§ SHORT TASK:
Every record should be copied exactly, except that pictures are to be omitted.

(Records excerpted from a collection)
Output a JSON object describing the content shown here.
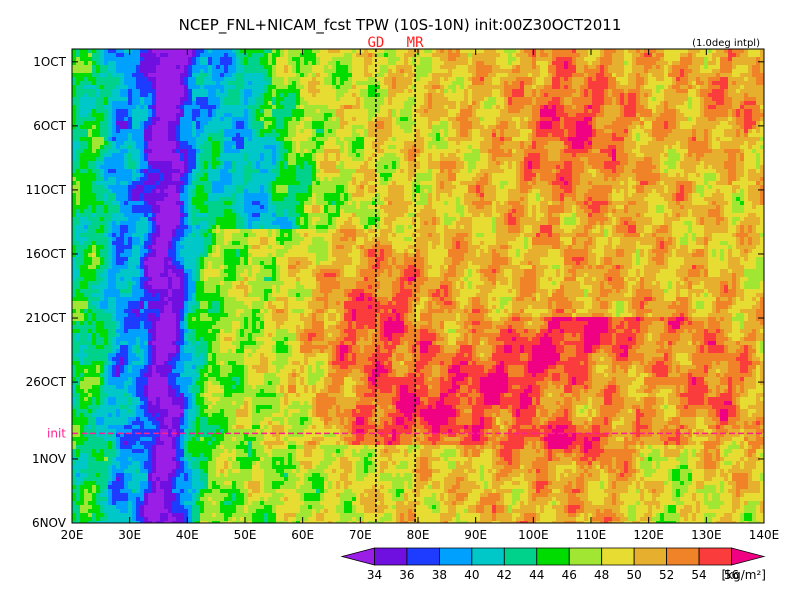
{
  "chart_data": {
    "type": "heatmap",
    "title": "NCEP_FNL+NICAM_fcst TPW (10S-10N) init:00Z30OCT2011",
    "note": "(1.0deg intpl)",
    "x_ticks": [
      "20E",
      "30E",
      "40E",
      "50E",
      "60E",
      "70E",
      "80E",
      "90E",
      "100E",
      "110E",
      "120E",
      "130E",
      "140E"
    ],
    "x_range": [
      20,
      140
    ],
    "y_ticks": [
      "1OCT",
      "6OCT",
      "11OCT",
      "16OCT",
      "21OCT",
      "26OCT",
      "1NOV",
      "6NOV"
    ],
    "y_tick_days": [
      1,
      6,
      11,
      16,
      21,
      26,
      32,
      37
    ],
    "y_range": [
      0,
      37
    ],
    "init_label": "init",
    "init_day": 30,
    "markers": [
      {
        "label": "GD",
        "lon": 72.7
      },
      {
        "label": "MR",
        "lon": 79.5
      }
    ],
    "colorbar": {
      "levels": [
        "34",
        "36",
        "38",
        "40",
        "42",
        "44",
        "46",
        "48",
        "50",
        "52",
        "54",
        "56"
      ],
      "unit": "[kg/m²]",
      "colors": [
        "#9a1ee6",
        "#7010e0",
        "#1e3cff",
        "#00a0ff",
        "#00c8c8",
        "#00d28c",
        "#00dc00",
        "#a0e632",
        "#e6dc32",
        "#e6af2d",
        "#f08228",
        "#fa3c3c",
        "#f00082"
      ]
    }
  }
}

§ EXPECTED OUTPUT:
Output a JSON object describing the content shown here.
{
  "chart_data": {
    "type": "heatmap",
    "title": "NCEP_FNL+NICAM_fcst TPW (10S-10N) init:00Z30OCT2011",
    "note": "(1.0deg intpl)",
    "x_ticks": [
      "20E",
      "30E",
      "40E",
      "50E",
      "60E",
      "70E",
      "80E",
      "90E",
      "100E",
      "110E",
      "120E",
      "130E",
      "140E"
    ],
    "x_range": [
      20,
      140
    ],
    "y_ticks": [
      "1OCT",
      "6OCT",
      "11OCT",
      "16OCT",
      "21OCT",
      "26OCT",
      "1NOV",
      "6NOV"
    ],
    "y_tick_days": [
      1,
      6,
      11,
      16,
      21,
      26,
      32,
      37
    ],
    "y_range": [
      0,
      37
    ],
    "init_label": "init",
    "init_day": 30,
    "markers": [
      {
        "label": "GD",
        "lon": 72.7
      },
      {
        "label": "MR",
        "lon": 79.5
      }
    ],
    "colorbar": {
      "levels": [
        "34",
        "36",
        "38",
        "40",
        "42",
        "44",
        "46",
        "48",
        "50",
        "52",
        "54",
        "56"
      ],
      "unit": "[kg/m²]",
      "colors": [
        "#9a1ee6",
        "#7010e0",
        "#1e3cff",
        "#00a0ff",
        "#00c8c8",
        "#00d28c",
        "#00dc00",
        "#a0e632",
        "#e6dc32",
        "#e6af2d",
        "#f08228",
        "#fa3c3c",
        "#f00082"
      ]
    }
  }
}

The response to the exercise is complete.